→ Aim of the exercise:
Look for "with" in each line of the entries, and return the matching lines.

■ ■ ■ ■ ■ ■ ■

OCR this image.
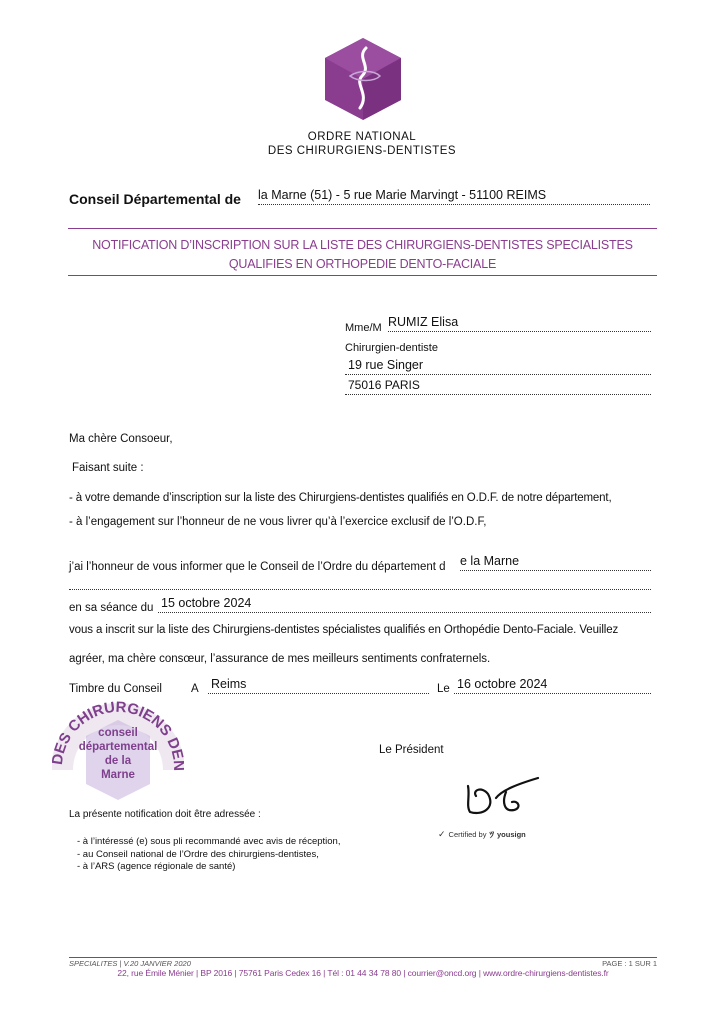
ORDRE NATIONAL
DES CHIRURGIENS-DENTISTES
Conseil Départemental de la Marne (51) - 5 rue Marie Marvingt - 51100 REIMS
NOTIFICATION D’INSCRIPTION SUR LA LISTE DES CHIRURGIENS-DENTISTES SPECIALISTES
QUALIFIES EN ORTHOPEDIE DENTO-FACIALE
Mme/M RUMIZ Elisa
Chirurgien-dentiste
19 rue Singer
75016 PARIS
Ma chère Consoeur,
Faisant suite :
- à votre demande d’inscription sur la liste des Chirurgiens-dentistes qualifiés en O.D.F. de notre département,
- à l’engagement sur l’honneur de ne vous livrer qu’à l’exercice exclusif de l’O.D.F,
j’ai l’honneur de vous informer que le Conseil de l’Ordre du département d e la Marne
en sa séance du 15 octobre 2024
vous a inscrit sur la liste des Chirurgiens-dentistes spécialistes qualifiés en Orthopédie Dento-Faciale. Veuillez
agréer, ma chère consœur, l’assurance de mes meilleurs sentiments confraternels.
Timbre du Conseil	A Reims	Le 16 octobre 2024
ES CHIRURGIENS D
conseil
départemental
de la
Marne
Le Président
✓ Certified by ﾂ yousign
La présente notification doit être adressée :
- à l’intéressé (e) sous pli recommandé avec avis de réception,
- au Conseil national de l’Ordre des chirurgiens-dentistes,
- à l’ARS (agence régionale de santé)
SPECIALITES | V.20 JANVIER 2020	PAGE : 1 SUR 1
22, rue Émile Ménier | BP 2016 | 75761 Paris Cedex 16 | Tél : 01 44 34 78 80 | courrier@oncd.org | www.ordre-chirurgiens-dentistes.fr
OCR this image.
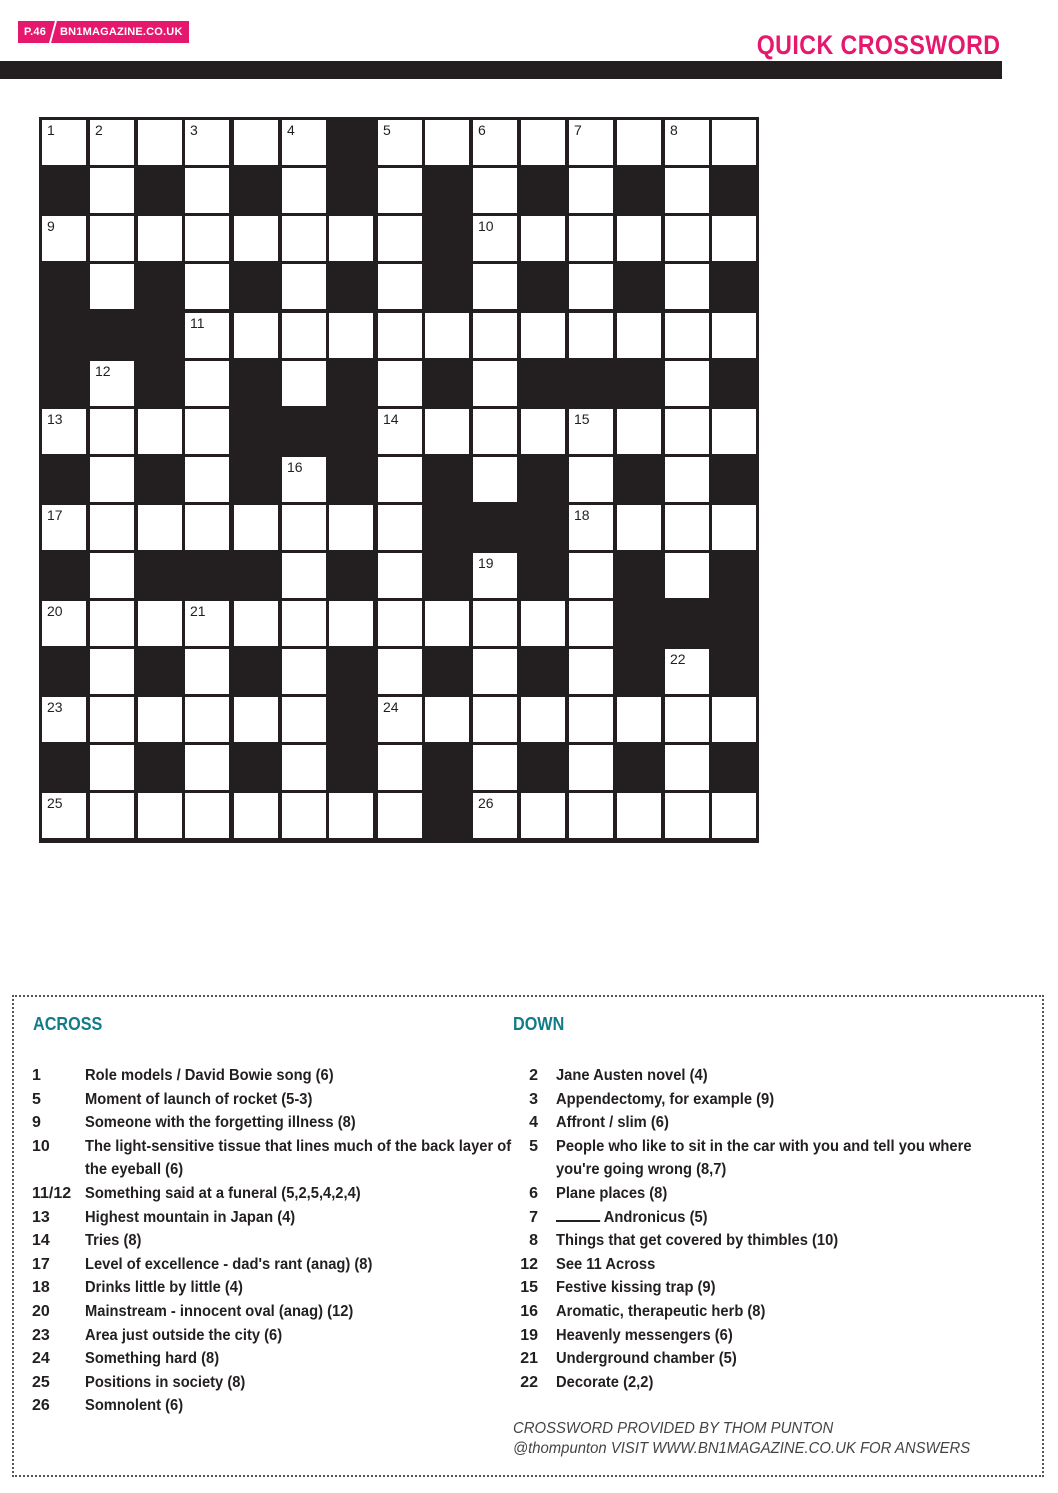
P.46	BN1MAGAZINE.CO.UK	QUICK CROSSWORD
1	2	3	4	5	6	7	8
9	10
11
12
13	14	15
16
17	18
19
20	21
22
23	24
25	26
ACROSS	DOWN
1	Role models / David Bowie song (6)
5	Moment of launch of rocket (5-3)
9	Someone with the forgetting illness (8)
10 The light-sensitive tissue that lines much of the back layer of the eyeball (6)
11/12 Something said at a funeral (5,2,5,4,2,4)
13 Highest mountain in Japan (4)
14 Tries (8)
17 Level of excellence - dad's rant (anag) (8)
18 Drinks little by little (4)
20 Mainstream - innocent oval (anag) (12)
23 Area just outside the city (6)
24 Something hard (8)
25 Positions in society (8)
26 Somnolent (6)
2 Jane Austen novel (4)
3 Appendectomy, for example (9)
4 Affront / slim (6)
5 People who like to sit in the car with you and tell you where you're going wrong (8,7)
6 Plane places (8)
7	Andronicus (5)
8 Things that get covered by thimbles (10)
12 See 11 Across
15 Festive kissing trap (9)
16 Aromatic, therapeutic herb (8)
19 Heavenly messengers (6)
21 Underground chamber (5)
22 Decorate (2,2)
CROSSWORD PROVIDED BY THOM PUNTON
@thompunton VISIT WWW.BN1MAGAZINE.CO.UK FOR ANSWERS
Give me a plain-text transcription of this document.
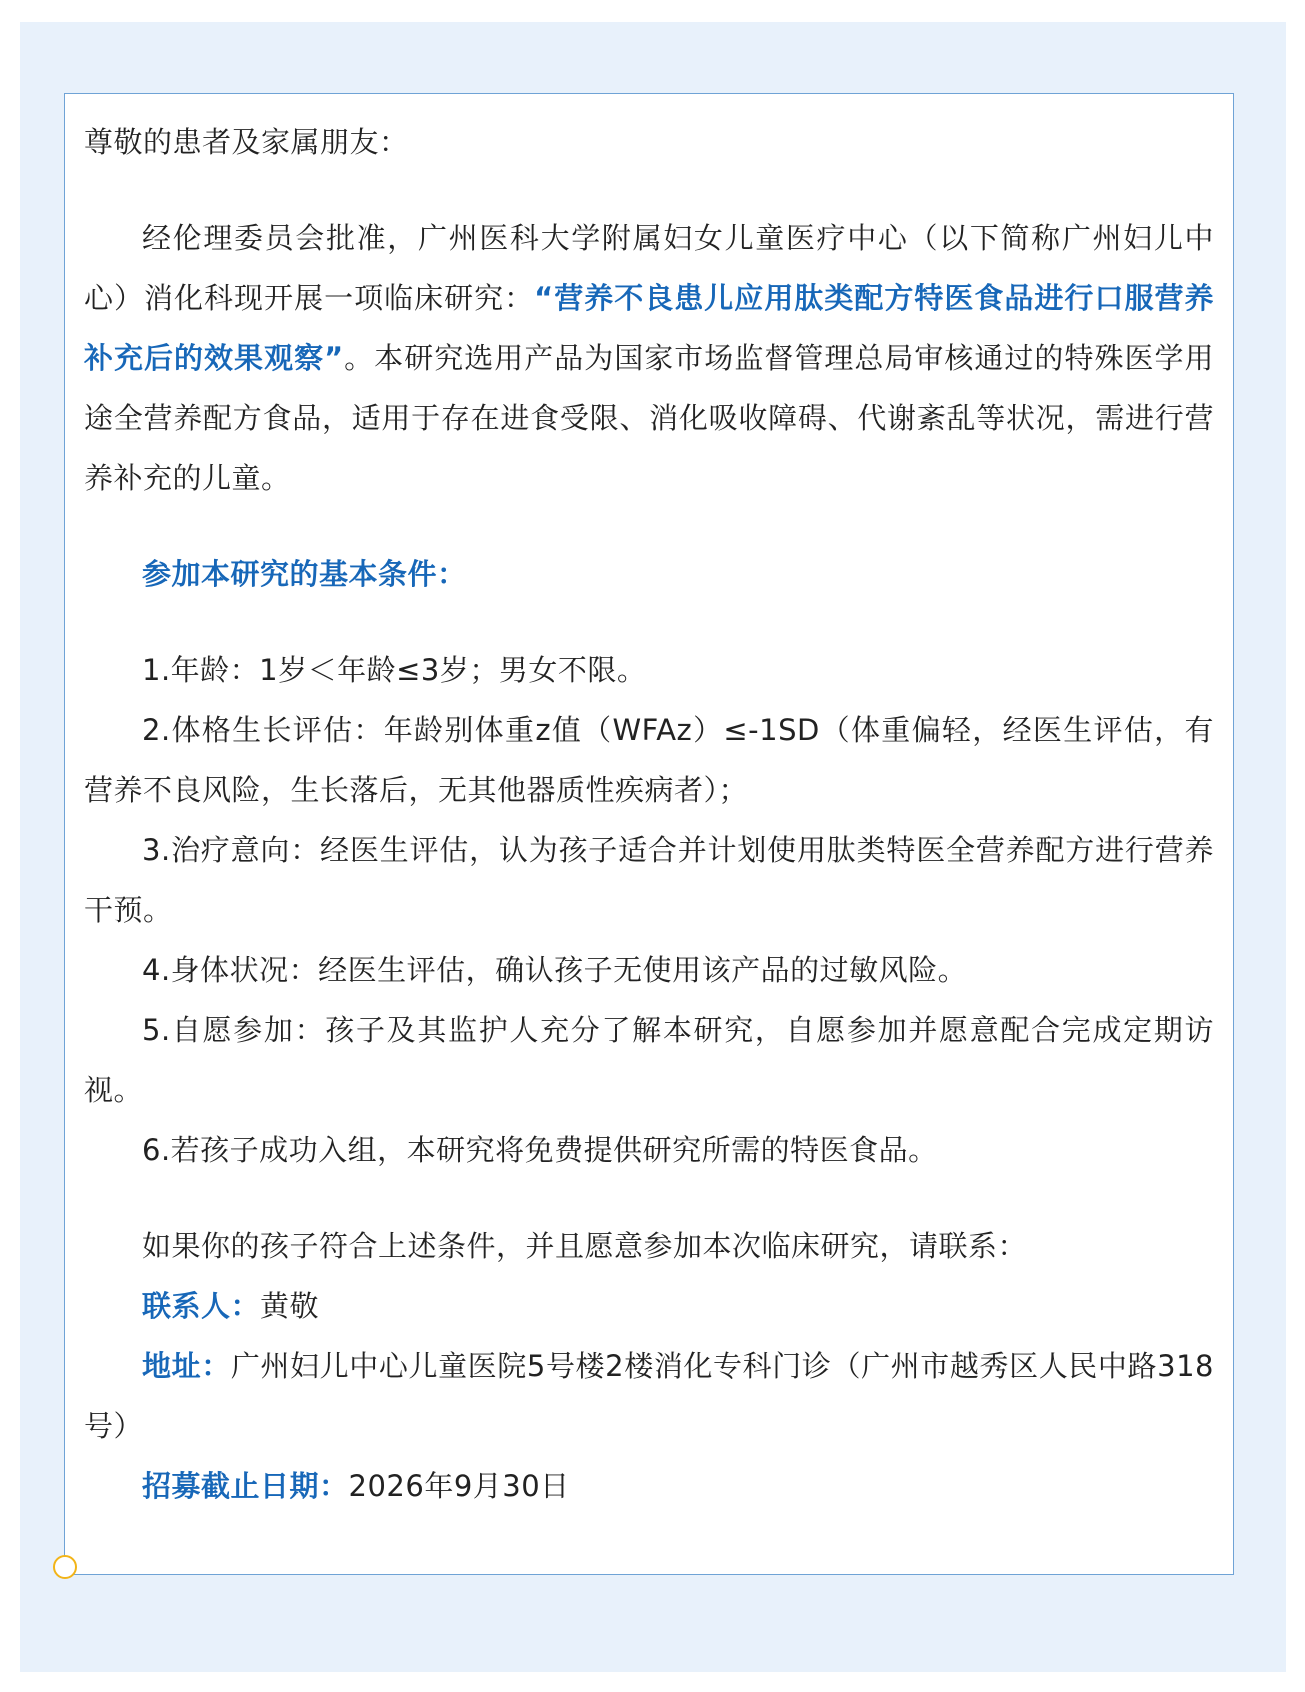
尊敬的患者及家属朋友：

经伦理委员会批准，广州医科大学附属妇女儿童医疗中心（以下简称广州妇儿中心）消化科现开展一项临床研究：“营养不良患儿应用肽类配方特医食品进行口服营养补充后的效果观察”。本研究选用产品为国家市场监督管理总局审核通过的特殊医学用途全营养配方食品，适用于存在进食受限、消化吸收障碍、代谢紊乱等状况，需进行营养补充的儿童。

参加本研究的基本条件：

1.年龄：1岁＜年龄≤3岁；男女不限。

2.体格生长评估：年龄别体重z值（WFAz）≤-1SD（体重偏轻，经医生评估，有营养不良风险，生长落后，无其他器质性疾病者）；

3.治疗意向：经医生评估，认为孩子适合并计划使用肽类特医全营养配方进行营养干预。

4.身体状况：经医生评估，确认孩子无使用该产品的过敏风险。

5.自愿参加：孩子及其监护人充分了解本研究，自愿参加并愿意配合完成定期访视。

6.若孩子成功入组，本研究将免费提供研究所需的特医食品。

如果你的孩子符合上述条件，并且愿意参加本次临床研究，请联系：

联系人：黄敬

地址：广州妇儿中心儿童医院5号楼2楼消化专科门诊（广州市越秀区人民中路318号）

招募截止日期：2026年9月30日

■ ■ ■ ■ ■ ■ ■

→ The result:
9	Someone with the forgetting illness (8)
5 People who like to sit in the car with you and tell you where you're going wrong (8,7)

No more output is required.